TEXT PROVIDED
>> BEGIN

Spider-Man, nobody knows who you are!

Spidey Super Stories is what happens when you take the kid-friendly, often wacky adventures of Spider-Man from The Electric Company (1971) and turn them into printed material. Several stories were based on segments from the show, but there were many original stories as well, using established Marvel villains and characters. The comic ran from 1974 to 1982.

Spidey Super Stories was made to appeal to younger readers, and is most often remembered for hilarious scenarios, derivative plots, and a slew of original characters, most of whom originated from the TV show. The comic is notable for having the first appearance of a Spider-Woman in any Marvel continuity, with Valerie of the Electric Company taking the role years before Jessica Drew.

Also, this is the series where the infamous Thanoscopter came from.

This is not to be confused with either Spidey or Spidey and His Amazing Friends.


These comics provide examples of:

  • Adaptational Badass: Oft-mocked Spidey foe the Kangaroo beats Spidey up no less than three times in a 5-page story, only losing because he stops to explain his origin which lets Julie bonk him on the head.
  • Adaptational Wimp: Almost every established Marvel villain suffers from this, but it can't get much worse for poor Thanos than to be arrested by the police after accidentally dropping the Cosmic Cube.
  • Adaptation Distillation: The backstories of guest characters and/or villains are compressed into a four-panel page with around six or seven lines of explanation, so Ice-Man and Storm are just explained to have been born with a strange/special power and Hank McCoy is just a scientist who was turned into the Beast because of an experiment gone wrong.
  • Artistic License – Physics: The comic runs on this trope (even by the already incredibly-loose standards of regular comic books), leading to scenarios like the entire Grand Canyon being full to the brim with garbage, a toddler climbing the Statue of Liberty and reaching the tip of the torch, and Dr. Doom's Star Jaws attempting to eat the Earth.
  • Bittersweet Ending: A surprising amount of the Electric Company-based comics end this way.
    • Spider-Man successfully defeats Mr. Measles, but contracts the measles himself.
    • After defeating Dr. Fly and his hot dog stand of doom, Spider-Man is told he needs a permit to operate a hot dog cart and is given a court date.
    • When battling the Queen Bee, Spider-Man stops her poisoned bees but she and Fang get away.
    • Spider-Man manages to stop the Wall from ruining a baseball game, only to get thrown out for disrupting it.
  • Bowdlerise: Patsy Walker was known as Hellcat by the time Spidey Super Stories #39 came out, so the comic used her older, more kid-friendly alias of The Cat instead.

>> END

INFORMATION PROVIDED

>> BEGIN

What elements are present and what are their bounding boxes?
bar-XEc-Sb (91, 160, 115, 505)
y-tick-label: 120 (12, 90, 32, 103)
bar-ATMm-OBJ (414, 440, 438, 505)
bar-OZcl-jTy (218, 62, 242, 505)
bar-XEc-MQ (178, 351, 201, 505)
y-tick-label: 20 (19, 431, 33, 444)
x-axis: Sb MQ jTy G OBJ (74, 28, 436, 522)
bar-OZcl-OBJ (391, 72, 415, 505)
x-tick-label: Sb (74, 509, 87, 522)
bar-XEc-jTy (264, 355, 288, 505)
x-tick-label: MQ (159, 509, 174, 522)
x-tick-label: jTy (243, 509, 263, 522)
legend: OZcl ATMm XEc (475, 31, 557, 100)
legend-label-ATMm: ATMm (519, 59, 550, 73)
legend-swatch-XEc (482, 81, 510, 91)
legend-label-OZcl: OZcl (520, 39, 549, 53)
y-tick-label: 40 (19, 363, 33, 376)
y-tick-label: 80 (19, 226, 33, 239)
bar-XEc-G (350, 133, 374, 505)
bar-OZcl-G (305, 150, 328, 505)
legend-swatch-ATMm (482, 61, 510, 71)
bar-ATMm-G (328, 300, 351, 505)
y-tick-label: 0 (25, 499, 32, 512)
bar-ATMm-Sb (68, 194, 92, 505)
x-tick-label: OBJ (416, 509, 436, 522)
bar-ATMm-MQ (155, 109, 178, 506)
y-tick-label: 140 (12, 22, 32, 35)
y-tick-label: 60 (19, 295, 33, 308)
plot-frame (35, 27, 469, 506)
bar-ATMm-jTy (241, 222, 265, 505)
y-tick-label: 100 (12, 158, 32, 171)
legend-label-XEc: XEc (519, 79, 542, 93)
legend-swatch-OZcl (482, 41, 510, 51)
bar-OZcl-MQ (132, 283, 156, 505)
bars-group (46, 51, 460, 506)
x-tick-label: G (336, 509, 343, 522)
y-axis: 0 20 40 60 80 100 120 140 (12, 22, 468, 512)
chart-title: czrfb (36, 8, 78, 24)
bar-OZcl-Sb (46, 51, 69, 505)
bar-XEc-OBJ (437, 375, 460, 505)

>> END

WHAT THIS TASK INVOLVES
In the text on Spidey Super Stories, which character took the role of Spider-Woman before Jessica Drew?

EXPECTED ANSWER
Valerie of the Electric Company.